- Recorded data -
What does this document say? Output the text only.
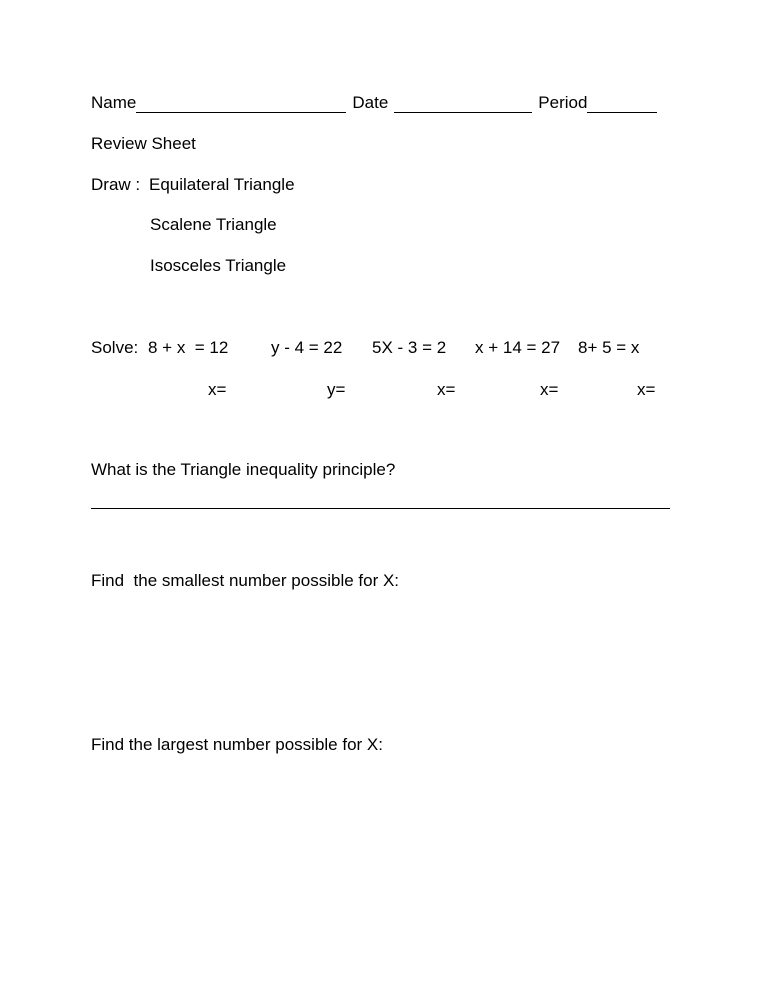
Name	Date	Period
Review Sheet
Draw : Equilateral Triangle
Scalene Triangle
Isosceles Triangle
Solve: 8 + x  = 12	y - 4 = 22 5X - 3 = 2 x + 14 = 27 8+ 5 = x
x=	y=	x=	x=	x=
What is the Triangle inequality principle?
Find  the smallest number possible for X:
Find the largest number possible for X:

- Task goal -
Show the lines of the records that contain the word "Triangle".

- Answer for this exercise -
Draw : Equilateral Triangle
Scalene Triangle
Isosceles Triangle
What is the Triangle inequality principle?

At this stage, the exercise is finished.